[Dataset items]
▼

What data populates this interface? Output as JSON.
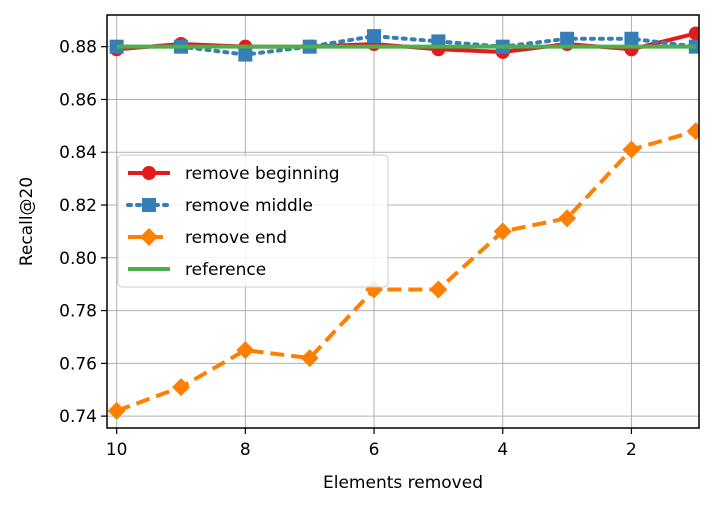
{
  "chart_data": {
    "type": "line",
    "title": "",
    "xlabel": "Elements removed",
    "ylabel": "Recall@20",
    "x": [
      10,
      9,
      8,
      7,
      6,
      5,
      4,
      3,
      2,
      1
    ],
    "x_ticks": [
      10,
      8,
      6,
      4,
      2
    ],
    "x_tick_labels": [
      "10",
      "8",
      "6",
      "4",
      "2"
    ],
    "x_inverted": true,
    "xlim": [
      10.15,
      0.95
    ],
    "ylim": [
      0.7355,
      0.892
    ],
    "y_ticks": [
      0.74,
      0.76,
      0.78,
      0.8,
      0.82,
      0.84,
      0.86,
      0.88
    ],
    "y_tick_labels": [
      "0.74",
      "0.76",
      "0.78",
      "0.80",
      "0.82",
      "0.84",
      "0.86",
      "0.88"
    ],
    "grid": true,
    "legend_position": "center-left",
    "series": [
      {
        "name": "remove beginning",
        "color": "#e41a1c",
        "line_style": "solid",
        "marker": "circle",
        "values": [
          0.879,
          0.881,
          0.88,
          0.88,
          0.881,
          0.879,
          0.878,
          0.881,
          0.879,
          0.885
        ]
      },
      {
        "name": "remove middle",
        "color": "#377eb8",
        "line_style": "dotted",
        "marker": "square",
        "values": [
          0.88,
          0.88,
          0.877,
          0.88,
          0.884,
          0.882,
          0.88,
          0.883,
          0.883,
          0.88
        ]
      },
      {
        "name": "remove end",
        "color": "#ff7f00",
        "line_style": "dashed",
        "marker": "diamond",
        "values": [
          0.742,
          0.751,
          0.765,
          0.762,
          0.788,
          0.788,
          0.81,
          0.815,
          0.841,
          0.848
        ]
      },
      {
        "name": "reference",
        "color": "#4daf4a",
        "line_style": "solid",
        "marker": "none",
        "values": [
          0.88,
          0.88,
          0.88,
          0.88,
          0.88,
          0.88,
          0.88,
          0.88,
          0.88,
          0.88
        ]
      }
    ]
  }
}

▲

Select the lines from the entries that include the word "name".

        "name": "remove beginning",
        "name": "remove middle",
        "name": "remove end",
        "name": "reference",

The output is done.